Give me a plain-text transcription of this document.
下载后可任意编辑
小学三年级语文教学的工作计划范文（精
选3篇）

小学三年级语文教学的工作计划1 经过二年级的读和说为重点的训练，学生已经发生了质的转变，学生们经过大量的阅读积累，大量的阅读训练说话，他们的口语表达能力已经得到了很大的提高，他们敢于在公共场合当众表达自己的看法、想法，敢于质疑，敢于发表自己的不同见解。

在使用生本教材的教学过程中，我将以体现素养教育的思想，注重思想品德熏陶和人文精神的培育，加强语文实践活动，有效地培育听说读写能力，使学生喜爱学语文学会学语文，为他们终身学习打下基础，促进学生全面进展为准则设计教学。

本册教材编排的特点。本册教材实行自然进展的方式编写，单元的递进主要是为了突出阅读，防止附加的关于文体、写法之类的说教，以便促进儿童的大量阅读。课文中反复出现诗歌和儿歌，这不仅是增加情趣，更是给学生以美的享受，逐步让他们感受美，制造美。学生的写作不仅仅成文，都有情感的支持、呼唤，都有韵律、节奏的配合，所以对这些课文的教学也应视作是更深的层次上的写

================

**Problem statement**
Write out the whole listing again. Match it word for word.

**The response**
Give me a plain-text transcription of this document.
下载后可任意编辑
小学三年级语文教学的工作计划范文（精
选3篇）

小学三年级语文教学的工作计划1 经过二年级的读和说为重点的训练，学生已经发生了质的转变，学生们经过大量的阅读积累，大量的阅读训练说话，他们的口语表达能力已经得到了很大的提高，他们敢于在公共场合当众表达自己的看法、想法，敢于质疑，敢于发表自己的不同见解。

在使用生本教材的教学过程中，我将以体现素养教育的思想，注重思想品德熏陶和人文精神的培育，加强语文实践活动，有效地培育听说读写能力，使学生喜爱学语文学会学语文，为他们终身学习打下基础，促进学生全面进展为准则设计教学。

本册教材编排的特点。本册教材实行自然进展的方式编写，单元的递进主要是为了突出阅读，防止附加的关于文体、写法之类的说教，以便促进儿童的大量阅读。课文中反复出现诗歌和儿歌，这不仅是增加情趣，更是给学生以美的享受，逐步让他们感受美，制造美。学生的写作不仅仅成文，都有情感的支持、呼唤，都有韵律、节奏的配合，所以对这些课文的教学也应视作是更深的层次上的写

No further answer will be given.